### Set exercise
Copy the records below exactly, omitting any pictures they contain.

# START OF Data to process

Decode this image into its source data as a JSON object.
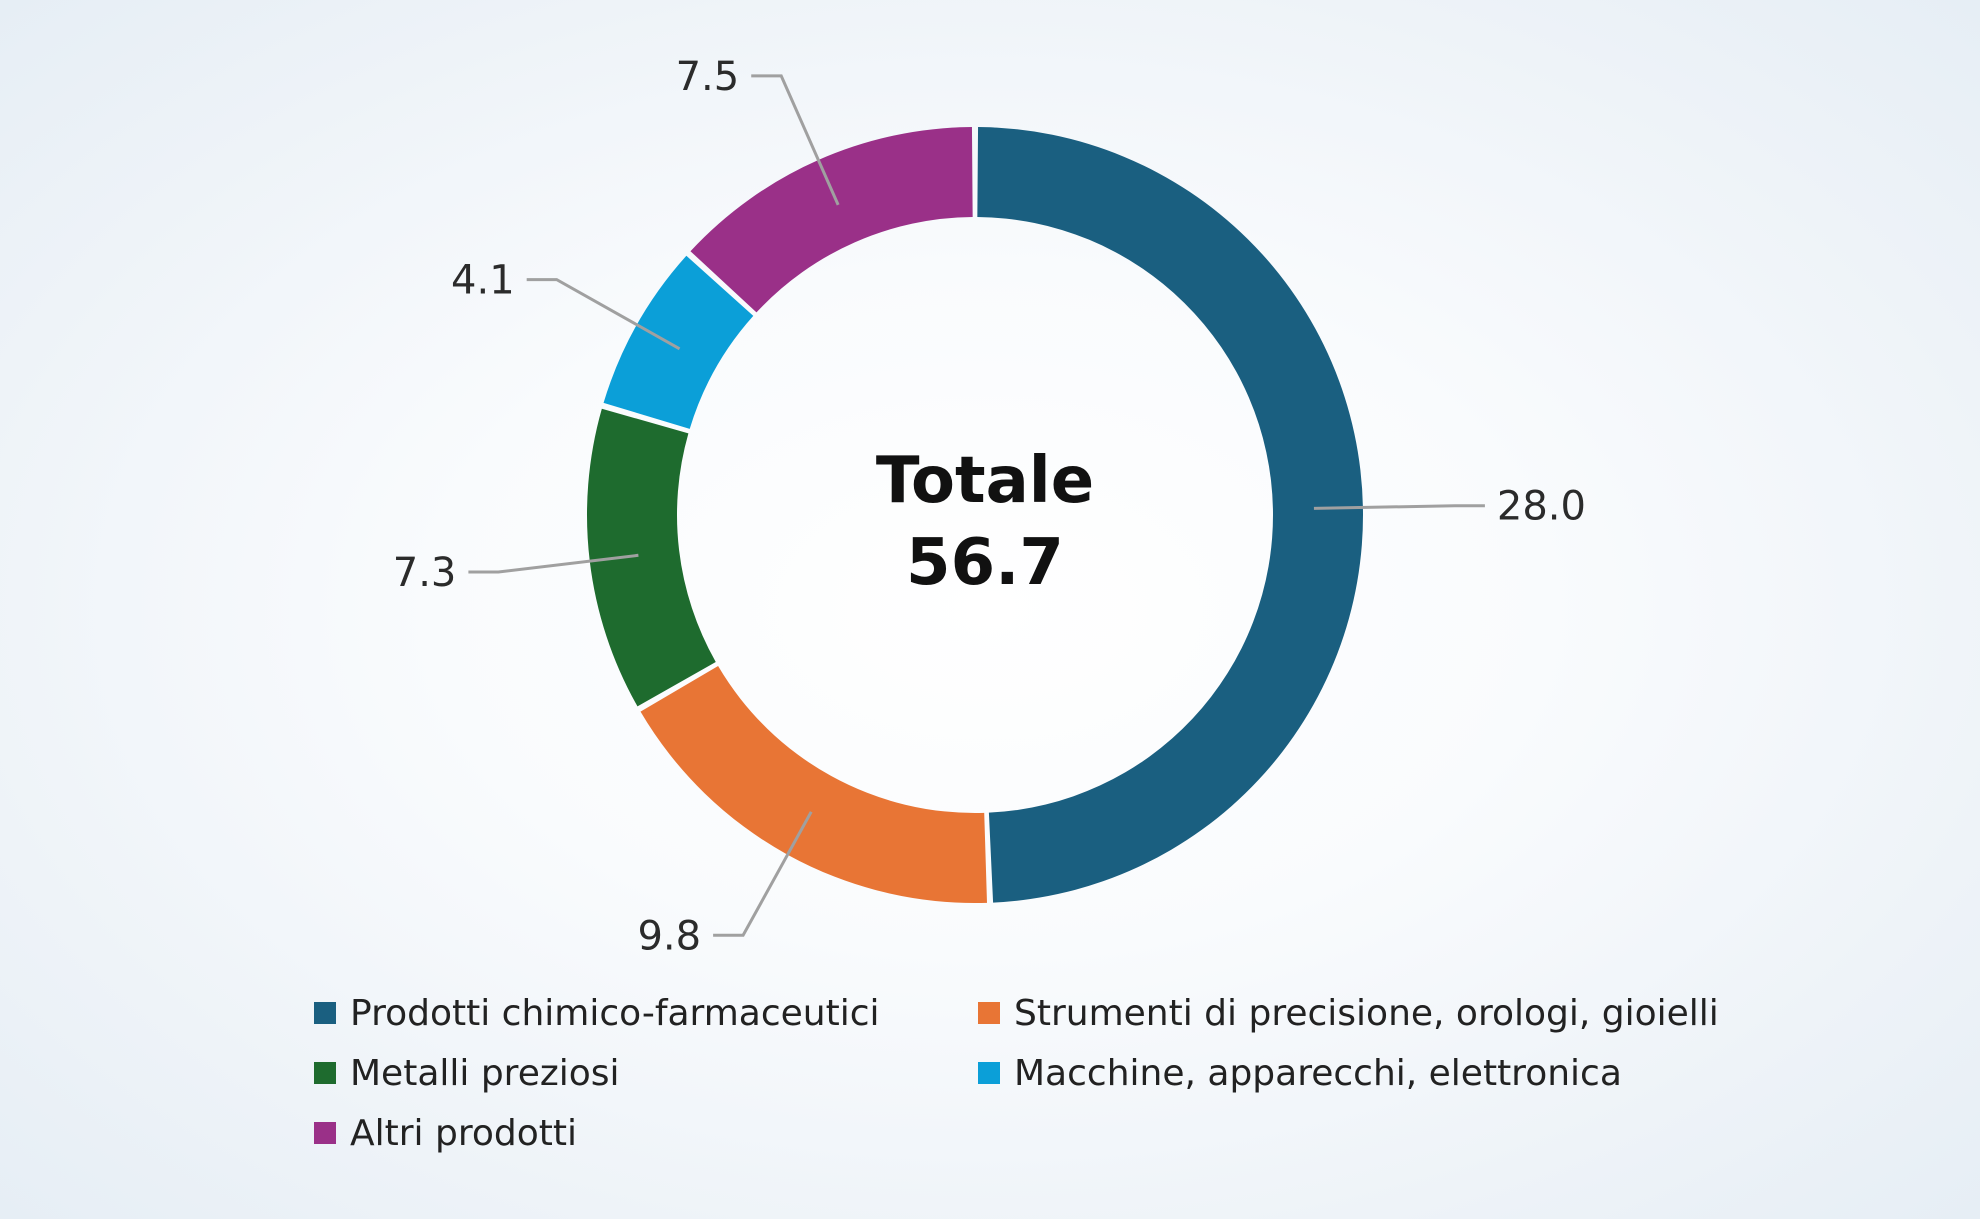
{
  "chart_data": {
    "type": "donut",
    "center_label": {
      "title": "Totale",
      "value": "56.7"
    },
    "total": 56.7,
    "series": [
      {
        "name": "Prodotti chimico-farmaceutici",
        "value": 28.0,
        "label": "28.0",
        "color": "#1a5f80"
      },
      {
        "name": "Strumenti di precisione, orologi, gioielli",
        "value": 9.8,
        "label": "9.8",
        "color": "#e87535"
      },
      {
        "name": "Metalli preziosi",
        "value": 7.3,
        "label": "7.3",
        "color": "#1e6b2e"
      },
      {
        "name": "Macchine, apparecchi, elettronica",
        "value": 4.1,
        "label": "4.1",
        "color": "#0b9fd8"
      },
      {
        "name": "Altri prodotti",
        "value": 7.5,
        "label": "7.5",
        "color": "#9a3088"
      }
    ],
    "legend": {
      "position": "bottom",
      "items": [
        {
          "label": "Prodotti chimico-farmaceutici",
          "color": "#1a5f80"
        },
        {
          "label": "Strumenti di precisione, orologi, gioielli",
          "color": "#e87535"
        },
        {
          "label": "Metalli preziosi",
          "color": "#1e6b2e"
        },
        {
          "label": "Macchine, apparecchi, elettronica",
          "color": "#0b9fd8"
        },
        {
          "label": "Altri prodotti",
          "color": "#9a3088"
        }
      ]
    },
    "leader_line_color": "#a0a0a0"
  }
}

# END OF Data to process

### Completed exercise
Decode this image into its source data as a JSON object.
{
  "chart_data": {
    "type": "donut",
    "center_label": {
      "title": "Totale",
      "value": "56.7"
    },
    "total": 56.7,
    "series": [
      {
        "name": "Prodotti chimico-farmaceutici",
        "value": 28.0,
        "label": "28.0",
        "color": "#1a5f80"
      },
      {
        "name": "Strumenti di precisione, orologi, gioielli",
        "value": 9.8,
        "label": "9.8",
        "color": "#e87535"
      },
      {
        "name": "Metalli preziosi",
        "value": 7.3,
        "label": "7.3",
        "color": "#1e6b2e"
      },
      {
        "name": "Macchine, apparecchi, elettronica",
        "value": 4.1,
        "label": "4.1",
        "color": "#0b9fd8"
      },
      {
        "name": "Altri prodotti",
        "value": 7.5,
        "label": "7.5",
        "color": "#9a3088"
      }
    ],
    "legend": {
      "position": "bottom",
      "items": [
        {
          "label": "Prodotti chimico-farmaceutici",
          "color": "#1a5f80"
        },
        {
          "label": "Strumenti di precisione, orologi, gioielli",
          "color": "#e87535"
        },
        {
          "label": "Metalli preziosi",
          "color": "#1e6b2e"
        },
        {
          "label": "Macchine, apparecchi, elettronica",
          "color": "#0b9fd8"
        },
        {
          "label": "Altri prodotti",
          "color": "#9a3088"
        }
      ]
    },
    "leader_line_color": "#a0a0a0"
  }
}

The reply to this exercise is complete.